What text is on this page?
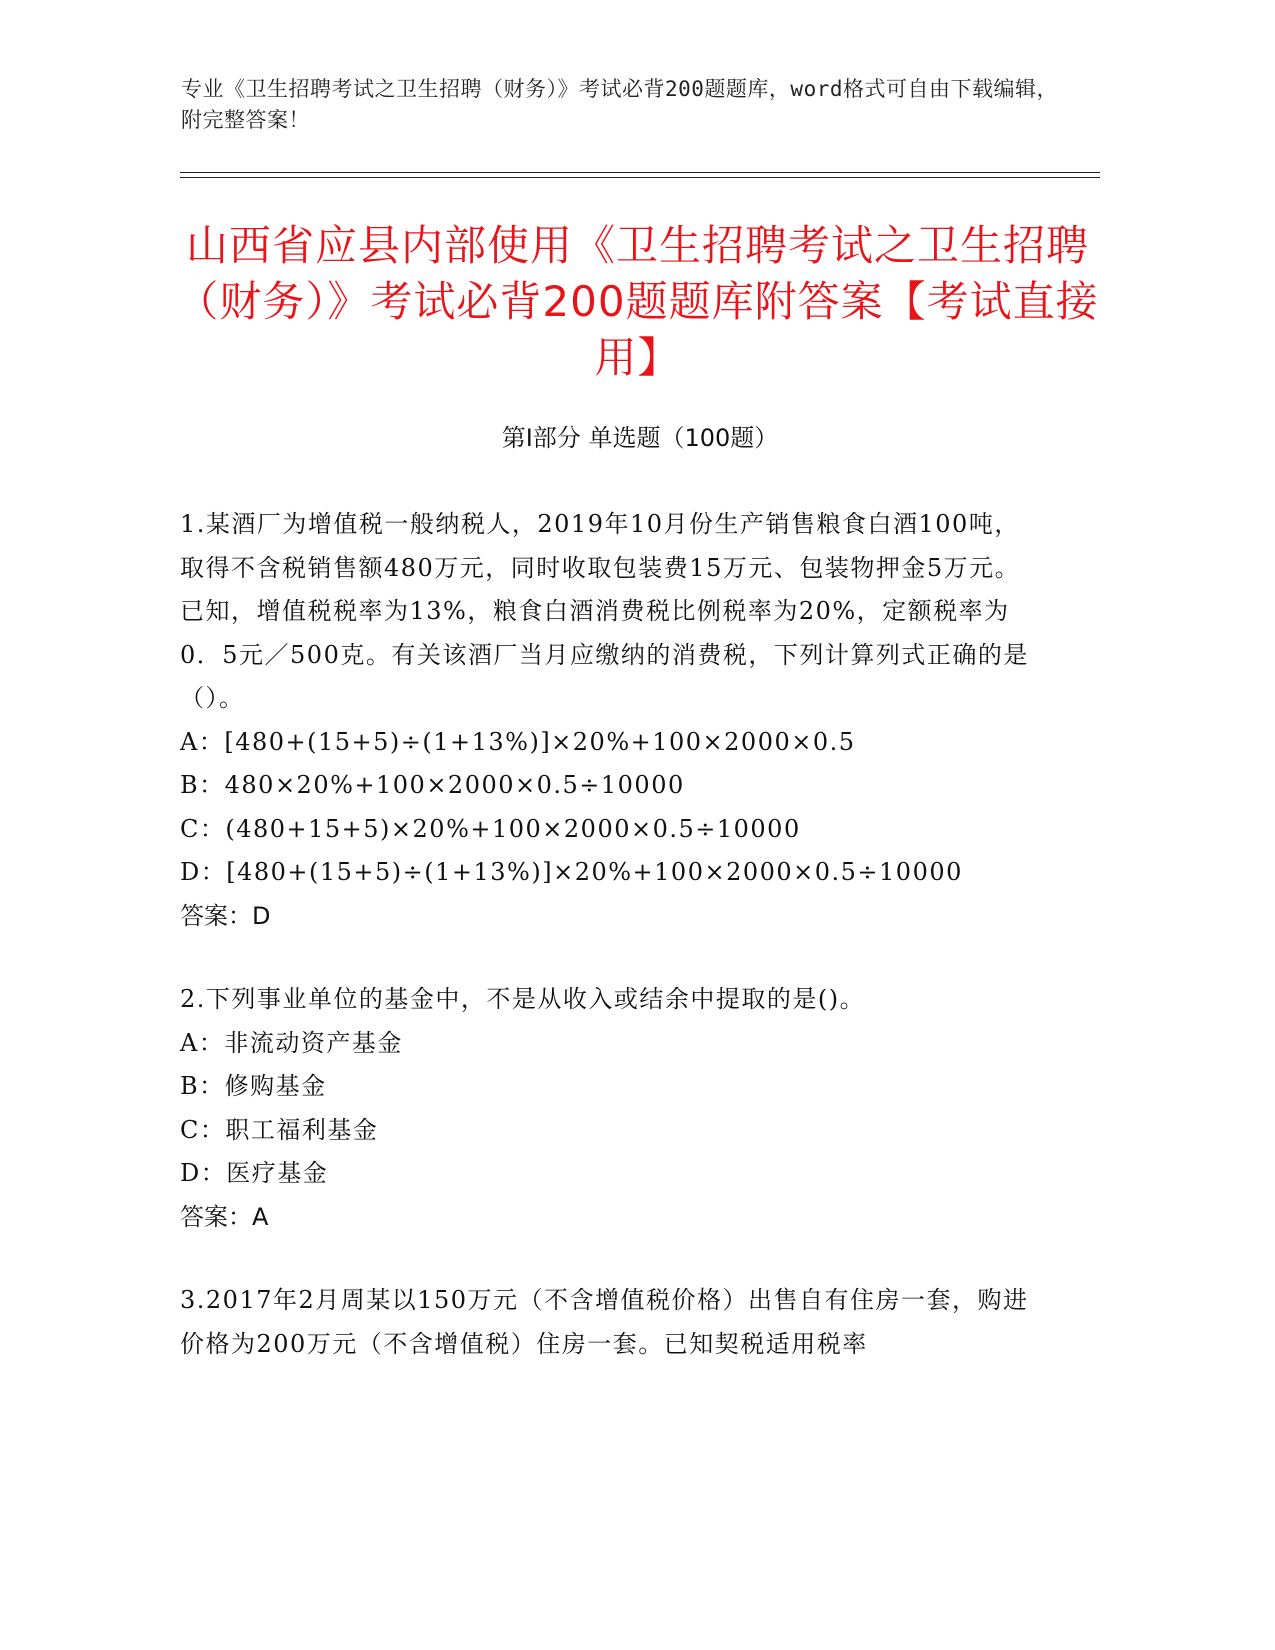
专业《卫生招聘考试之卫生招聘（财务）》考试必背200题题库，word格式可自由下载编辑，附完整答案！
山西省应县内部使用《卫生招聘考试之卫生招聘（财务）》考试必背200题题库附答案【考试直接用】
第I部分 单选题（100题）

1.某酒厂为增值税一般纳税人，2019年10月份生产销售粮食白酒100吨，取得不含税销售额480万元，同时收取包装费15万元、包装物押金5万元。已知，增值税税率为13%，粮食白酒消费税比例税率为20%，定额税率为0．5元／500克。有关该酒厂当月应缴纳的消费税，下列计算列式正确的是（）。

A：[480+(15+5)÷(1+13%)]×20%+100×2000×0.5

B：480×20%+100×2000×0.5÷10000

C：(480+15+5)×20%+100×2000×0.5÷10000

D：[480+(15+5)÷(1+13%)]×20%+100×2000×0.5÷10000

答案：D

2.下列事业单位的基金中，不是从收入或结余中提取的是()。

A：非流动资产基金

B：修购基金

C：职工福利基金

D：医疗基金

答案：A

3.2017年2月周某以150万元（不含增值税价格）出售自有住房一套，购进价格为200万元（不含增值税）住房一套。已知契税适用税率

_ _ _ _ _

Request: Exclude every picture and copy the remaining data exactly.

The output:
What text is on this page?
专业《卫生招聘考试之卫生招聘（财务）》考试必背200题题库，word格式可自由下载编辑，附完整答案！
山西省应县内部使用《卫生招聘考试之卫生招聘（财务）》考试必背200题题库附答案【考试直接用】
第I部分 单选题（100题）

1.某酒厂为增值税一般纳税人，2019年10月份生产销售粮食白酒100吨，取得不含税销售额480万元，同时收取包装费15万元、包装物押金5万元。已知，增值税税率为13%，粮食白酒消费税比例税率为20%，定额税率为0．5元／500克。有关该酒厂当月应缴纳的消费税，下列计算列式正确的是（）。

A：[480+(15+5)÷(1+13%)]×20%+100×2000×0.5

B：480×20%+100×2000×0.5÷10000

C：(480+15+5)×20%+100×2000×0.5÷10000

D：[480+(15+5)÷(1+13%)]×20%+100×2000×0.5÷10000

答案：D

2.下列事业单位的基金中，不是从收入或结余中提取的是()。

A：非流动资产基金

B：修购基金

C：职工福利基金

D：医疗基金

答案：A

3.2017年2月周某以150万元（不含增值税价格）出售自有住房一套，购进价格为200万元（不含增值税）住房一套。已知契税适用税率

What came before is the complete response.